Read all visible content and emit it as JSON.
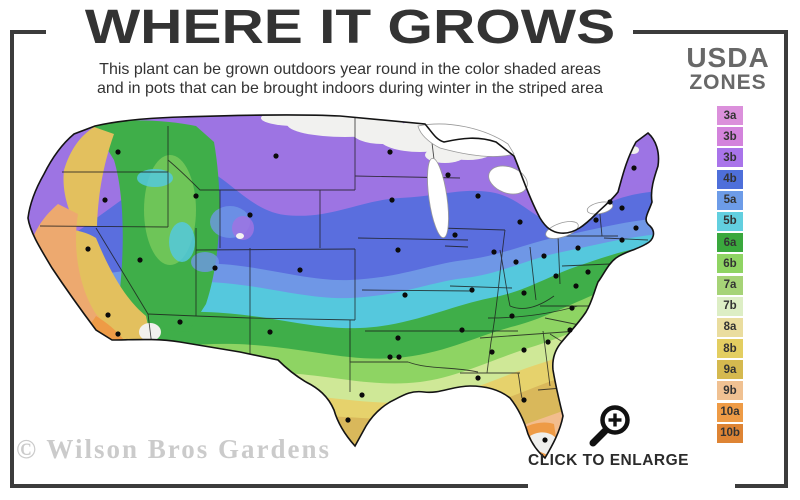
{
  "header": {
    "title": "WHERE IT GROWS",
    "subtitle_line1": "This plant can be grown outdoors year round in the color shaded areas",
    "subtitle_line2": "and in pots that can be brought indoors during winter in the striped area"
  },
  "legend": {
    "title_top": "USDA",
    "title_bottom": "ZONES",
    "zones": [
      {
        "label": "3a",
        "color": "#DB90DB"
      },
      {
        "label": "3b",
        "color": "#D383DC"
      },
      {
        "label": "3b",
        "color": "#A974EA"
      },
      {
        "label": "4b",
        "color": "#4E6FDA"
      },
      {
        "label": "5a",
        "color": "#6D9CE8"
      },
      {
        "label": "5b",
        "color": "#62CFDF"
      },
      {
        "label": "6a",
        "color": "#3AA83D"
      },
      {
        "label": "6b",
        "color": "#8FD463"
      },
      {
        "label": "7a",
        "color": "#A6D377"
      },
      {
        "label": "7b",
        "color": "#DDEEC5"
      },
      {
        "label": "8a",
        "color": "#EADD9F"
      },
      {
        "label": "8b",
        "color": "#E3CE61"
      },
      {
        "label": "9a",
        "color": "#D5B94F"
      },
      {
        "label": "9b",
        "color": "#F0C192"
      },
      {
        "label": "10a",
        "color": "#EE9B46"
      },
      {
        "label": "10b",
        "color": "#DE8434"
      }
    ]
  },
  "footer": {
    "watermark": "© Wilson Bros Gardens",
    "enlarge_label": "CLICK TO ENLARGE"
  }
}
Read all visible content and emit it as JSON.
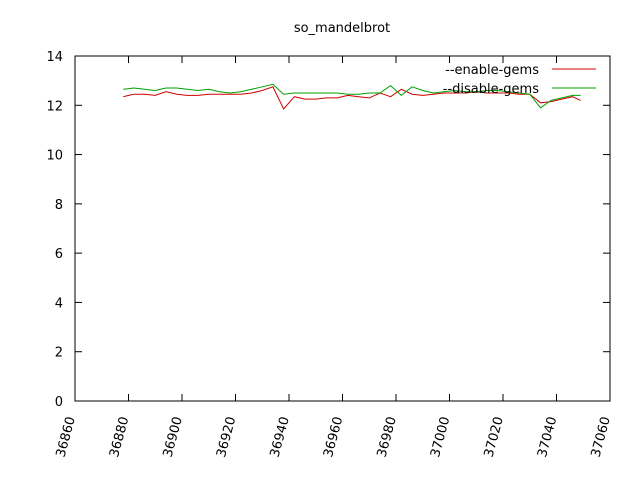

━━━━

The exercise - What comes back should match the records exactly, minus any pictures.

Task result -
Read all visible content and emit it as JSON.
{
  "header": {
    "title": "WHERE IT GROWS",
    "subtitle_line1": "This plant can be grown outdoors year round in the color shaded areas",
    "subtitle_line2": "and in pots that can be brought indoors during winter in the striped area"
  },
  "legend": {
    "title_top": "USDA",
    "title_bottom": "ZONES",
    "zones": [
      {
        "label": "3a",
        "color": "#DB90DB"
      },
      {
        "label": "3b",
        "color": "#D383DC"
      },
      {
        "label": "3b",
        "color": "#A974EA"
      },
      {
        "label": "4b",
        "color": "#4E6FDA"
      },
      {
        "label": "5a",
        "color": "#6D9CE8"
      },
      {
        "label": "5b",
        "color": "#62CFDF"
      },
      {
        "label": "6a",
        "color": "#3AA83D"
      },
      {
        "label": "6b",
        "color": "#8FD463"
      },
      {
        "label": "7a",
        "color": "#A6D377"
      },
      {
        "label": "7b",
        "color": "#DDEEC5"
      },
      {
        "label": "8a",
        "color": "#EADD9F"
      },
      {
        "label": "8b",
        "color": "#E3CE61"
      },
      {
        "label": "9a",
        "color": "#D5B94F"
      },
      {
        "label": "9b",
        "color": "#F0C192"
      },
      {
        "label": "10a",
        "color": "#EE9B46"
      },
      {
        "label": "10b",
        "color": "#DE8434"
      }
    ]
  },
  "footer": {
    "watermark": "© Wilson Bros Gardens",
    "enlarge_label": "CLICK TO ENLARGE"
  }
}
Read all visible content and emit it as JSON.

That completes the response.